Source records
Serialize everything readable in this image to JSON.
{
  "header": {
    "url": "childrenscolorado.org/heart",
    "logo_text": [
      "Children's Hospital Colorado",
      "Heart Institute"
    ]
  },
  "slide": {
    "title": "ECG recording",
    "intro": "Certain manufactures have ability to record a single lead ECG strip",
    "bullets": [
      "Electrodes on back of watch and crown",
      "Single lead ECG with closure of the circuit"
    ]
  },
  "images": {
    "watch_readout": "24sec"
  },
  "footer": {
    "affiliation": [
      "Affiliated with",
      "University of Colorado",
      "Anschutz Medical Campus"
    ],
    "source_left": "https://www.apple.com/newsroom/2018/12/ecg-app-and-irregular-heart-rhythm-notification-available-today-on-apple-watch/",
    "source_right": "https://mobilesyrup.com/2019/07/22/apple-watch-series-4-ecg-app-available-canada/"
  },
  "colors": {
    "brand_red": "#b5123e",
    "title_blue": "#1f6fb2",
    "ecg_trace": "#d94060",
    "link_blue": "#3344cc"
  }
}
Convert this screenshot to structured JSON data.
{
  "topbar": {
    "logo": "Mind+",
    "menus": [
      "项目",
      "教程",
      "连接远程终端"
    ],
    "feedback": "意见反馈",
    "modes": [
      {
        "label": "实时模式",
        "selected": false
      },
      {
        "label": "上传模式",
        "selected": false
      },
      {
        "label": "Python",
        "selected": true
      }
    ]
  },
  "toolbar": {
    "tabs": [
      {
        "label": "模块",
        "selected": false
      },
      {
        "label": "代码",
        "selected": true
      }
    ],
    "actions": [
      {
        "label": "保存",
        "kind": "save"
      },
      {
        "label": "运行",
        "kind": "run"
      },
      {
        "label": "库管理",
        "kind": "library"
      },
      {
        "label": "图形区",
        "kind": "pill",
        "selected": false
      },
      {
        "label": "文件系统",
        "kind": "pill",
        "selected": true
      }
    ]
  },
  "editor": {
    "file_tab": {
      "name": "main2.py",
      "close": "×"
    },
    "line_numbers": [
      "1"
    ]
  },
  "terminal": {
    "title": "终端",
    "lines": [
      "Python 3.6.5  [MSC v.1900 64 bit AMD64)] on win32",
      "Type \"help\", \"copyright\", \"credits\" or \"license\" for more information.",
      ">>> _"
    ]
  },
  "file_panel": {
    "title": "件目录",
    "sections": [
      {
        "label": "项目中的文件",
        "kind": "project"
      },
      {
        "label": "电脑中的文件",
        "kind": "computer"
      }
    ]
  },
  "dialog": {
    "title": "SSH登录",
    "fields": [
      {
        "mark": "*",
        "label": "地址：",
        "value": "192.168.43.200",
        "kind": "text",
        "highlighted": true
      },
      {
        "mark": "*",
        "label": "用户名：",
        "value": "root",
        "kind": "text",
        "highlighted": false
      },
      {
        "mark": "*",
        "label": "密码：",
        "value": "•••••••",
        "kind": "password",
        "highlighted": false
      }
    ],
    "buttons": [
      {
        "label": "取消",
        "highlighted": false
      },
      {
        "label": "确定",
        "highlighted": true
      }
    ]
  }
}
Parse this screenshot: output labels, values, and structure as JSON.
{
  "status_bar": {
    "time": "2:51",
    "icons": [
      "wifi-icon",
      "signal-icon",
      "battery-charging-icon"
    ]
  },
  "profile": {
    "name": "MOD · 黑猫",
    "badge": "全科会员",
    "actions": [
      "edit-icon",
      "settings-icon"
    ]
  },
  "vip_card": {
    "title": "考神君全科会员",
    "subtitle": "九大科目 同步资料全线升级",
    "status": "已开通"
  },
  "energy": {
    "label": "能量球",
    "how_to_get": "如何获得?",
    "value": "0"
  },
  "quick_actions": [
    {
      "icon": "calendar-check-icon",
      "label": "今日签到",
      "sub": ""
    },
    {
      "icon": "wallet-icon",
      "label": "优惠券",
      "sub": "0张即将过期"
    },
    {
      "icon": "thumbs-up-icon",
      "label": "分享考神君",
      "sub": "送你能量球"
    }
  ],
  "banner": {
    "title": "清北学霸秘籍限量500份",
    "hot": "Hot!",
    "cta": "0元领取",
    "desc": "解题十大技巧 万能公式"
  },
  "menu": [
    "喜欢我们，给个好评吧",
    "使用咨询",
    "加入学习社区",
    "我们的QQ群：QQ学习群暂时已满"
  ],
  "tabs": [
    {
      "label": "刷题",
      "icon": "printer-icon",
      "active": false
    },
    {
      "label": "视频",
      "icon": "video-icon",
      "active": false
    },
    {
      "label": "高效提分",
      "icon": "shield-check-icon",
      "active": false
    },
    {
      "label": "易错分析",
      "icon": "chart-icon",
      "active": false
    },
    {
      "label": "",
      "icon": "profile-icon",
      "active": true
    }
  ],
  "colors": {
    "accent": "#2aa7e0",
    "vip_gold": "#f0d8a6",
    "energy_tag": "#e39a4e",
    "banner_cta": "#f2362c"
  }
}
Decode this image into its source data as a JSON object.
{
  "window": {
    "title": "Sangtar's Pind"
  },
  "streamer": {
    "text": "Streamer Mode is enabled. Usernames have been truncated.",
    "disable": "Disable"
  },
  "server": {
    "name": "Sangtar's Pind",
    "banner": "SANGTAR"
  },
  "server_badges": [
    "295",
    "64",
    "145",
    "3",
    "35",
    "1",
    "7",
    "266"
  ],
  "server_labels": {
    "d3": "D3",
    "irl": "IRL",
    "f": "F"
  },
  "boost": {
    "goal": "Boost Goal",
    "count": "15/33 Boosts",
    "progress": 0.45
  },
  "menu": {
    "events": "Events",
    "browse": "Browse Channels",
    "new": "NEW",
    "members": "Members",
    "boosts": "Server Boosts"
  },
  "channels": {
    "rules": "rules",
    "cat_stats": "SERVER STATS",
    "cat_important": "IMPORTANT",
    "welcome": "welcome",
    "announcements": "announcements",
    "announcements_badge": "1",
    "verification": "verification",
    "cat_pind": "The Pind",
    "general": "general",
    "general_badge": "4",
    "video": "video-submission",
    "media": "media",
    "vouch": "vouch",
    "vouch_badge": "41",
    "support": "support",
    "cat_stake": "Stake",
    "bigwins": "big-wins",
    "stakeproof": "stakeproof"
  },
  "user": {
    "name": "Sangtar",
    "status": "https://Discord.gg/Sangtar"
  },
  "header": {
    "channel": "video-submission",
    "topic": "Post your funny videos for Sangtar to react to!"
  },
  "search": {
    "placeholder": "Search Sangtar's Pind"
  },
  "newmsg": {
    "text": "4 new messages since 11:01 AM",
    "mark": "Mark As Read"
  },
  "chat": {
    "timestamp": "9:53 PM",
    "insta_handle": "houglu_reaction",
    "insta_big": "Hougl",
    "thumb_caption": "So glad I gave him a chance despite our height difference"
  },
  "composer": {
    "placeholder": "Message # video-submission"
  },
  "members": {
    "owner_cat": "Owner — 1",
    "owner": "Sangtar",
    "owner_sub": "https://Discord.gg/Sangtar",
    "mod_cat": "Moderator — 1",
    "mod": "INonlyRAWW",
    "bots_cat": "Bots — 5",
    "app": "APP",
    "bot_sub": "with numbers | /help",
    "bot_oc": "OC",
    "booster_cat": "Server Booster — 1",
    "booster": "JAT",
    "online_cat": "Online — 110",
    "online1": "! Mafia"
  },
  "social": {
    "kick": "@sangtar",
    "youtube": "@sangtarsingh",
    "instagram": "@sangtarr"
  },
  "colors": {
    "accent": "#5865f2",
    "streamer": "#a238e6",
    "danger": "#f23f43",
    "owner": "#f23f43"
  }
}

---

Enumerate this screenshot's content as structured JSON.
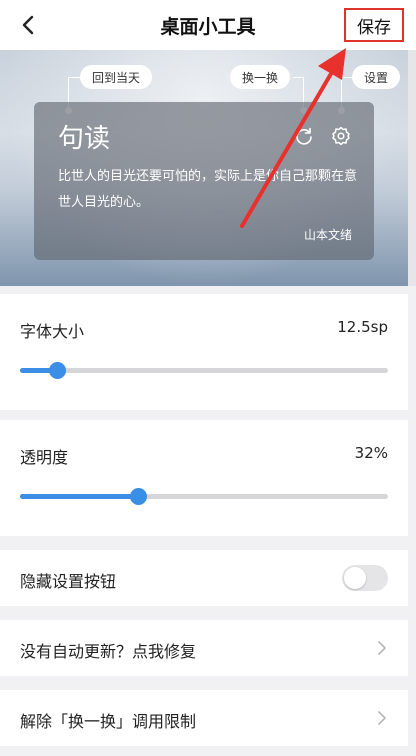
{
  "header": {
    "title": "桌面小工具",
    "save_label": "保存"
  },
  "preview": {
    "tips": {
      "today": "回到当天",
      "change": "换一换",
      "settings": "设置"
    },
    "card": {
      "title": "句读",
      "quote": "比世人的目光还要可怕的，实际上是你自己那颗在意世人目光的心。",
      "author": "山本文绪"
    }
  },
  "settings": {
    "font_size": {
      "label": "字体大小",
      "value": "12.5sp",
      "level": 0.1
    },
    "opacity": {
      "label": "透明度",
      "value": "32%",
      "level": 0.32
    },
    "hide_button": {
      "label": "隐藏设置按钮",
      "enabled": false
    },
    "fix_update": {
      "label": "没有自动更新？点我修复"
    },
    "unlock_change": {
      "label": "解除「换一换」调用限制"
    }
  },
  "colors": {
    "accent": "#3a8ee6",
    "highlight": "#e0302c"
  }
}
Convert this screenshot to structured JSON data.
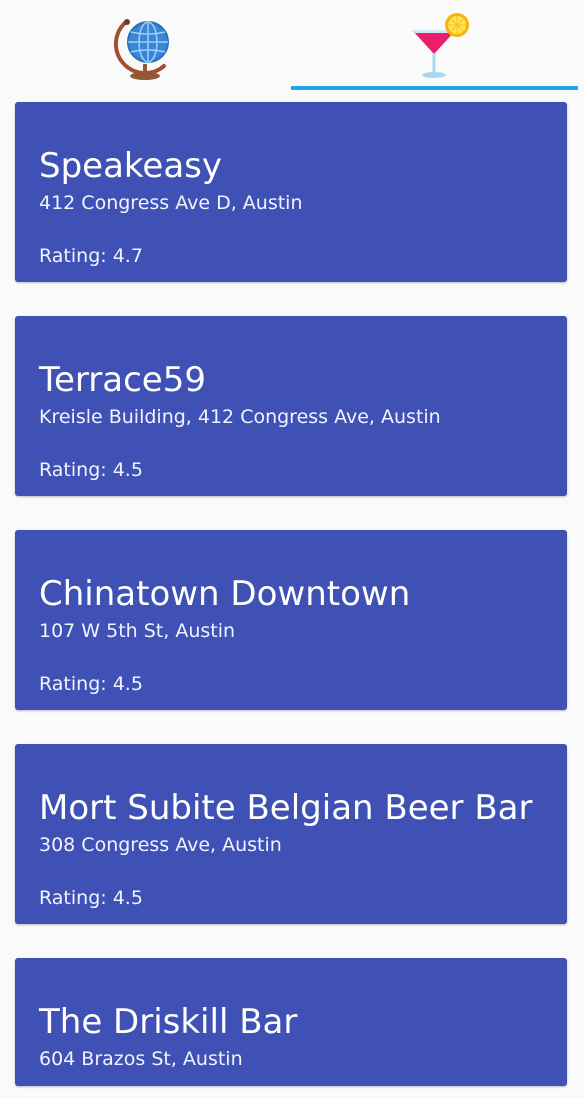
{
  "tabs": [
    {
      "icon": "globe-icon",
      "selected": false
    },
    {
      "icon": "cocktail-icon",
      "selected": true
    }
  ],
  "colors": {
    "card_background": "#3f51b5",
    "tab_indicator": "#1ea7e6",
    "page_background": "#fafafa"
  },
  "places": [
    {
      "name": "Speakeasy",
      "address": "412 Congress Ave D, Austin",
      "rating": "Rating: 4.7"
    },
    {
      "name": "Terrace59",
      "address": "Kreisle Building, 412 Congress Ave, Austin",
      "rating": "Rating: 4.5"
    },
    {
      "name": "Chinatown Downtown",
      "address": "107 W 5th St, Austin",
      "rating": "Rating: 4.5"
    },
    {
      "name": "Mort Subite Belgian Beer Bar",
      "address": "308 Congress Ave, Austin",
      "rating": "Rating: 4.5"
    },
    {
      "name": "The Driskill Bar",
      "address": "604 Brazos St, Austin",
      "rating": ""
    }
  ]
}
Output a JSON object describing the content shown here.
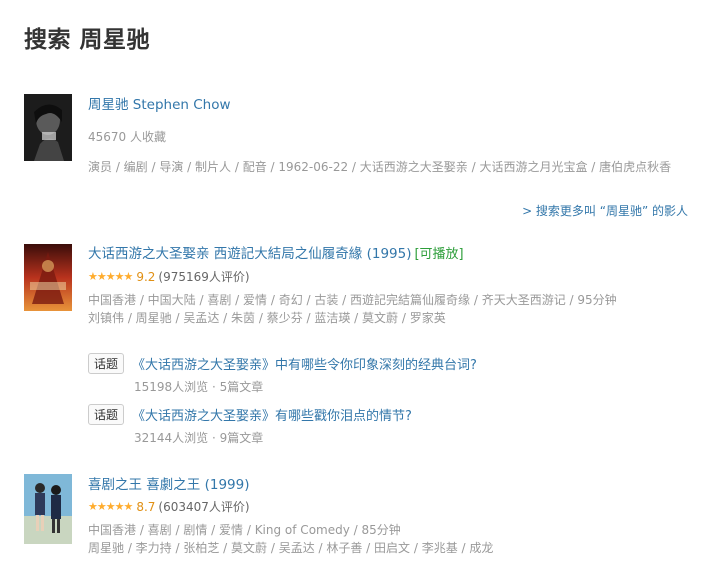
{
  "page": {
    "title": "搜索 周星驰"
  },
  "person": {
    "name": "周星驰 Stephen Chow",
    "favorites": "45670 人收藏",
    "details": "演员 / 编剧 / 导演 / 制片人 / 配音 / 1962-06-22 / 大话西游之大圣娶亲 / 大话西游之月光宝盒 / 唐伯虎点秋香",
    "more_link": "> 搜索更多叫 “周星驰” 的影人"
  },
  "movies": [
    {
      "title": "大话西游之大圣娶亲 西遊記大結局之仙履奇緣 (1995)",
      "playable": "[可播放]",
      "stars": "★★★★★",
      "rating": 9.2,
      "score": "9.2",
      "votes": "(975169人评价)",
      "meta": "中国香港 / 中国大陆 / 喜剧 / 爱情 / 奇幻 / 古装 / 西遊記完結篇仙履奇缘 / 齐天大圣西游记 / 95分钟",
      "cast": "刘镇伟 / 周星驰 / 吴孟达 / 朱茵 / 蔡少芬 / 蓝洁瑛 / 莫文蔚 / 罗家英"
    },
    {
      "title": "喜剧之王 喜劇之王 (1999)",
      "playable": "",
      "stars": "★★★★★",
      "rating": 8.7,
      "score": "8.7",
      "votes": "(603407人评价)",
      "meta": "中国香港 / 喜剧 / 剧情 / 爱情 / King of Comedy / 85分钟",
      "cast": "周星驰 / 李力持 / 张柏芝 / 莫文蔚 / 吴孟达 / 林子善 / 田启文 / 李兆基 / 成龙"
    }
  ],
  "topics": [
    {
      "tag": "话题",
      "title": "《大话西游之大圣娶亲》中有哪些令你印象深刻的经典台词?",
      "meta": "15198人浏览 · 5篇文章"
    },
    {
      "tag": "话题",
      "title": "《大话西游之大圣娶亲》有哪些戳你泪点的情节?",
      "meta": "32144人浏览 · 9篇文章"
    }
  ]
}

---

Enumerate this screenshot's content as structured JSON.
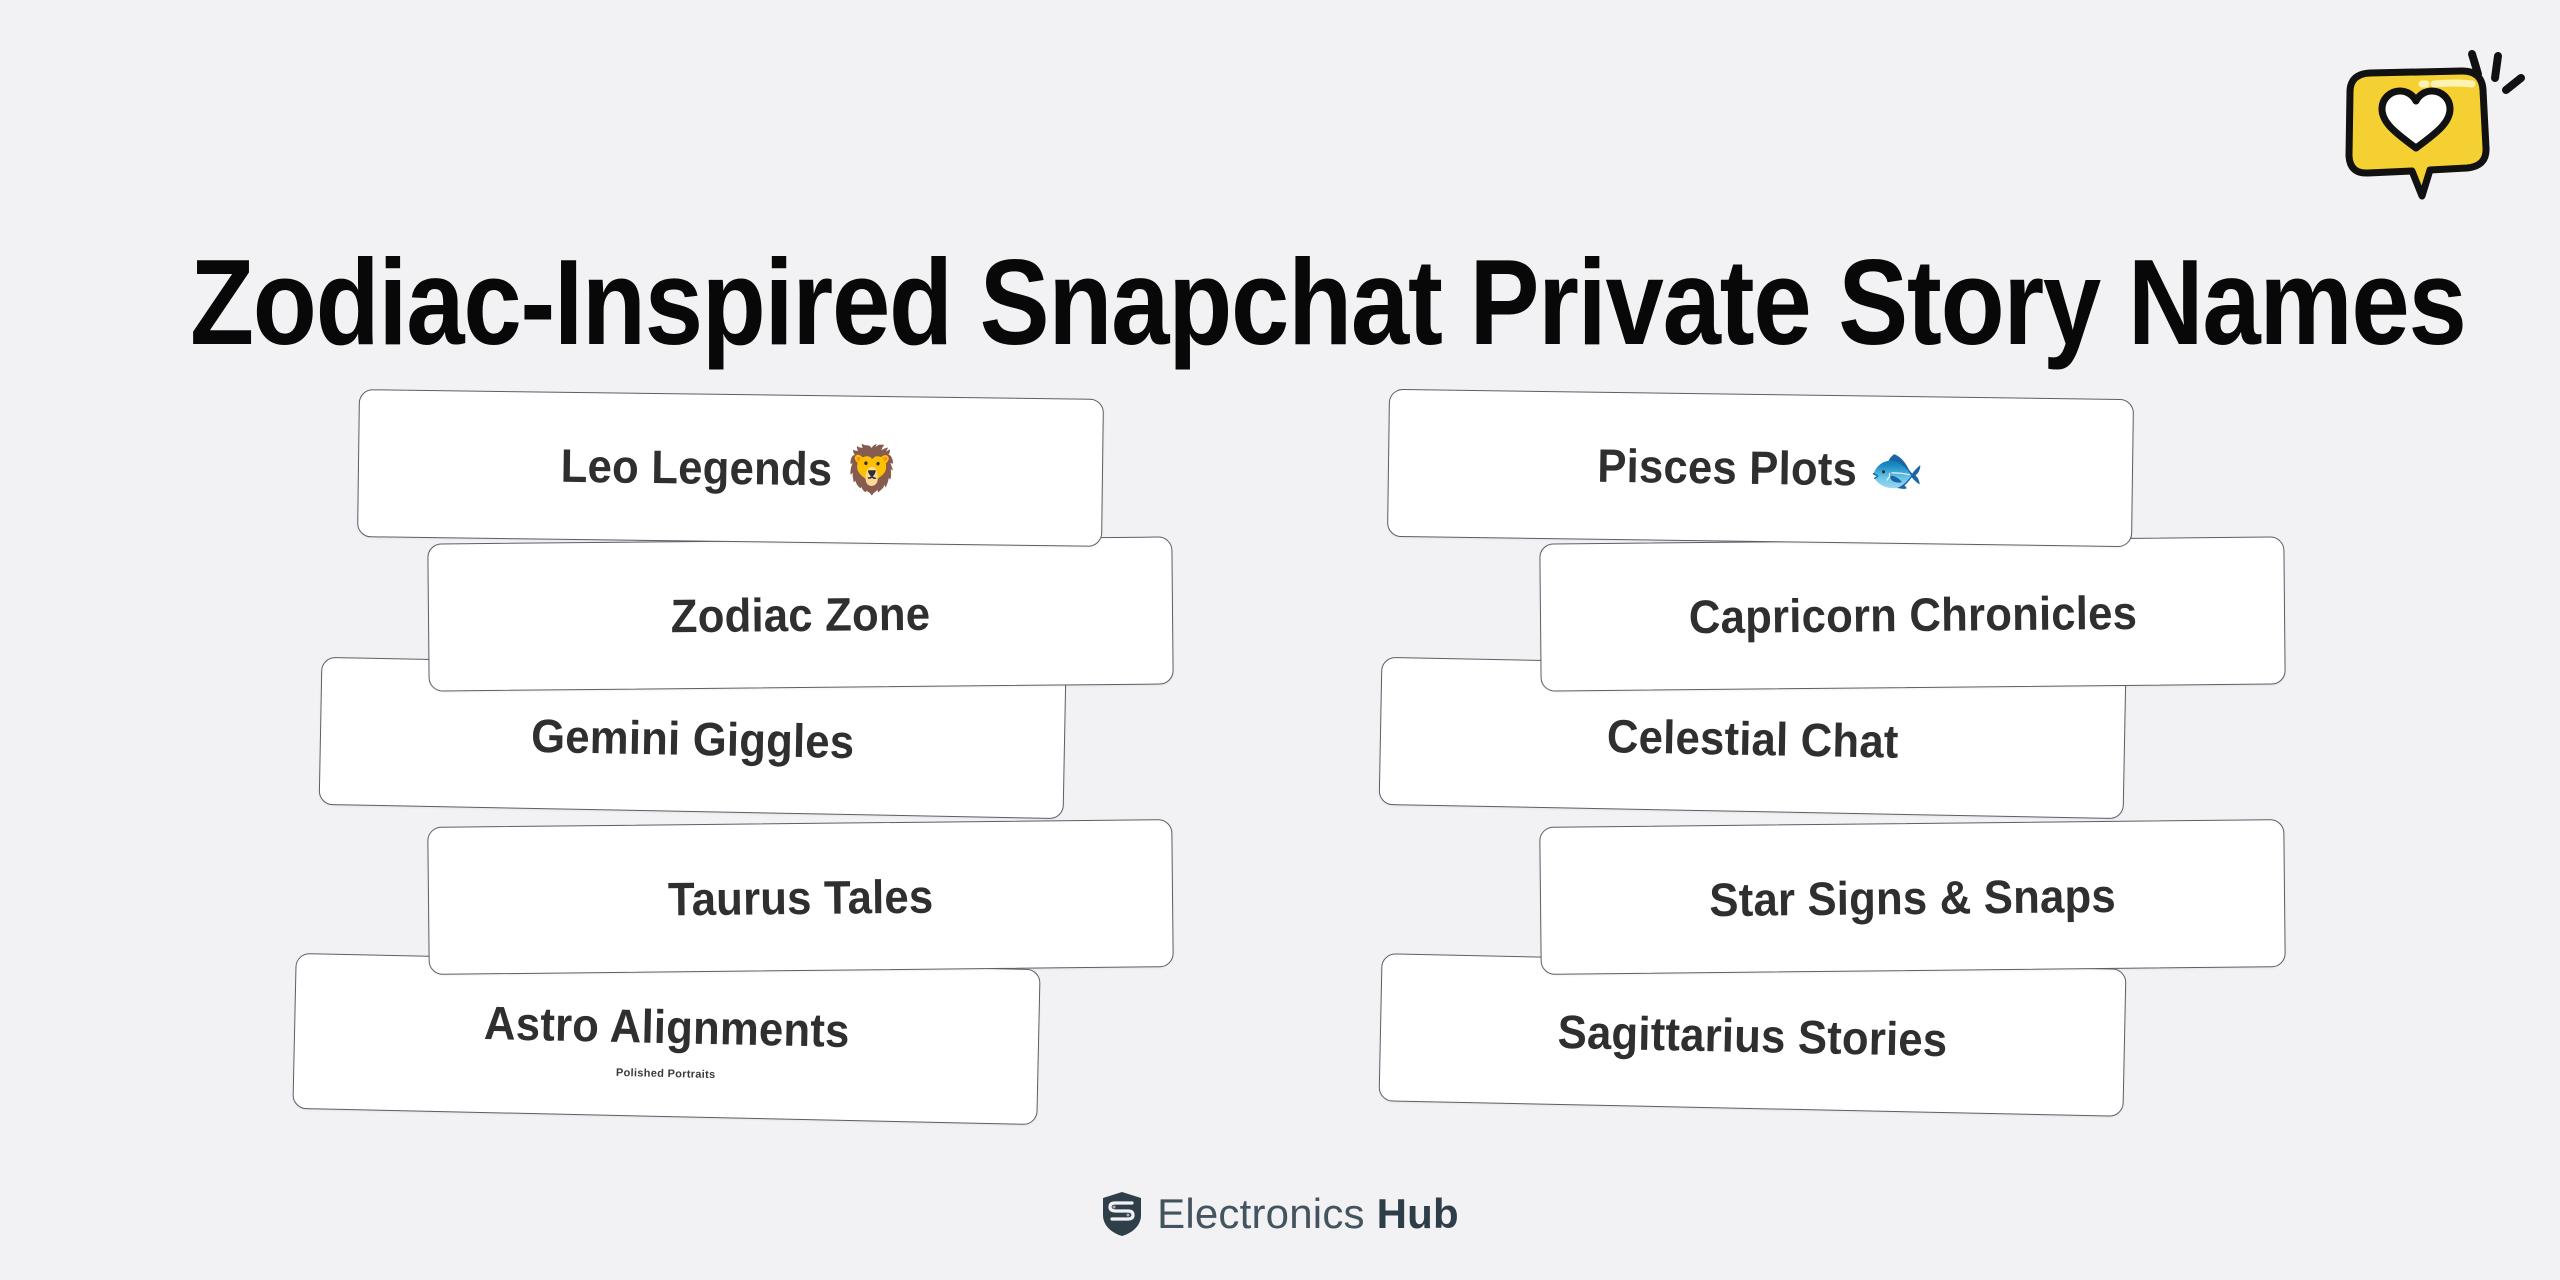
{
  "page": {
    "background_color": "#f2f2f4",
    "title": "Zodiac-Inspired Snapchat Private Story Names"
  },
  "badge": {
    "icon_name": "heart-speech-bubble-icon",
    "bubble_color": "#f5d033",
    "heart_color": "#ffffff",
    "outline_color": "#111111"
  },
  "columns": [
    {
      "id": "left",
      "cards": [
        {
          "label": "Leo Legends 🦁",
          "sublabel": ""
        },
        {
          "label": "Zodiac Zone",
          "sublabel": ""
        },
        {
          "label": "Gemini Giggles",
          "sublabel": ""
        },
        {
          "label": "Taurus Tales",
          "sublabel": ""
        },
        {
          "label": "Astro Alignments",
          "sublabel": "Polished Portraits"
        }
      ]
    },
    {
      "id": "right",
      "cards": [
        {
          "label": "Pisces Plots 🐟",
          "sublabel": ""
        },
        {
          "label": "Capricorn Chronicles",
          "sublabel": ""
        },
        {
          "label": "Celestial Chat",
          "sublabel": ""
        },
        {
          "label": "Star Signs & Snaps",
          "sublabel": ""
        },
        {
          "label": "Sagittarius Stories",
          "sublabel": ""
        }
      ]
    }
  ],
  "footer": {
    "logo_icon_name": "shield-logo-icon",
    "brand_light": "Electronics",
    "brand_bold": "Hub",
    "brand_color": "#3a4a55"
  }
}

▶ _TASK DETAILS_
In the listing, find every line containing the word "cast" and list it.

▶ _WRITTEN REPLY_
      "cast": "刘镇伟 / 周星驰 / 吴孟达 / 朱茵 / 蔡少芬 / 蓝洁瑛 / 莫文蔚 / 罗家英"
      "cast": "周星驰 / 李力持 / 张柏芝 / 莫文蔚 / 吴孟达 / 林子善 / 田启文 / 李兆基 / 成龙"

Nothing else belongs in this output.